Records provided |

- - - -

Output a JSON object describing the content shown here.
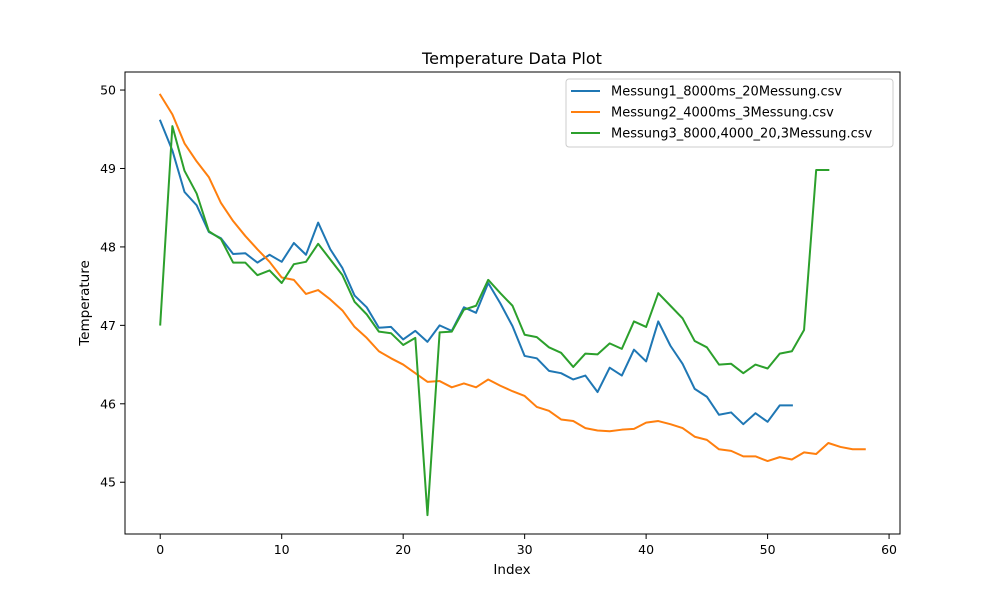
{
  "chart_data": {
    "type": "line",
    "title": "Temperature Data Plot",
    "xlabel": "Index",
    "ylabel": "Temperature",
    "xlim": [
      -2.9,
      60.9
    ],
    "ylim": [
      44.34,
      50.23
    ],
    "xticks": [
      0,
      10,
      20,
      30,
      40,
      50,
      60
    ],
    "yticks": [
      45,
      46,
      47,
      48,
      49,
      50
    ],
    "grid": false,
    "legend_position": "top-right",
    "series": [
      {
        "name": "Messung1_8000ms_20Messung.csv",
        "color": "#1f77b4",
        "values": [
          49.61,
          49.23,
          48.7,
          48.53,
          48.19,
          48.11,
          47.91,
          47.92,
          47.8,
          47.9,
          47.81,
          48.05,
          47.9,
          48.31,
          47.97,
          47.73,
          47.38,
          47.23,
          46.97,
          46.98,
          46.82,
          46.93,
          46.79,
          47.0,
          46.93,
          47.23,
          47.16,
          47.54,
          47.28,
          46.99,
          46.61,
          46.58,
          46.42,
          46.39,
          46.31,
          46.36,
          46.15,
          46.46,
          46.36,
          46.69,
          46.54,
          47.05,
          46.74,
          46.51,
          46.19,
          46.09,
          45.86,
          45.89,
          45.74,
          45.88,
          45.77,
          45.98,
          45.98
        ]
      },
      {
        "name": "Messung2_4000ms_3Messung.csv",
        "color": "#ff7f0e",
        "values": [
          49.94,
          49.69,
          49.32,
          49.09,
          48.89,
          48.56,
          48.33,
          48.14,
          47.97,
          47.81,
          47.61,
          47.58,
          47.4,
          47.45,
          47.33,
          47.19,
          46.98,
          46.84,
          46.67,
          46.58,
          46.5,
          46.39,
          46.28,
          46.29,
          46.21,
          46.26,
          46.21,
          46.31,
          46.23,
          46.16,
          46.1,
          45.96,
          45.91,
          45.8,
          45.78,
          45.69,
          45.66,
          45.65,
          45.67,
          45.68,
          45.76,
          45.78,
          45.74,
          45.69,
          45.58,
          45.54,
          45.42,
          45.4,
          45.33,
          45.33,
          45.27,
          45.32,
          45.29,
          45.38,
          45.36,
          45.5,
          45.45,
          45.42,
          45.42
        ]
      },
      {
        "name": "Messung3_8000,4000_20,3Messung.csv",
        "color": "#2ca02c",
        "values": [
          47.01,
          49.54,
          48.97,
          48.68,
          48.2,
          48.1,
          47.8,
          47.8,
          47.64,
          47.7,
          47.54,
          47.78,
          47.81,
          48.04,
          47.84,
          47.64,
          47.3,
          47.14,
          46.92,
          46.9,
          46.75,
          46.84,
          44.58,
          46.91,
          46.92,
          47.2,
          47.25,
          47.58,
          47.41,
          47.25,
          46.88,
          46.85,
          46.72,
          46.65,
          46.47,
          46.64,
          46.63,
          46.77,
          46.7,
          47.05,
          46.98,
          47.41,
          47.25,
          47.09,
          46.8,
          46.72,
          46.5,
          46.51,
          46.39,
          46.5,
          46.45,
          46.64,
          46.67,
          46.94,
          48.98,
          48.98
        ]
      }
    ]
  }
}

- - - -

Short task | Copy each line containing the word "Temperature" from the data.

Exercise answer |
    "title": "Temperature Data Plot",
    "ylabel": "Temperature",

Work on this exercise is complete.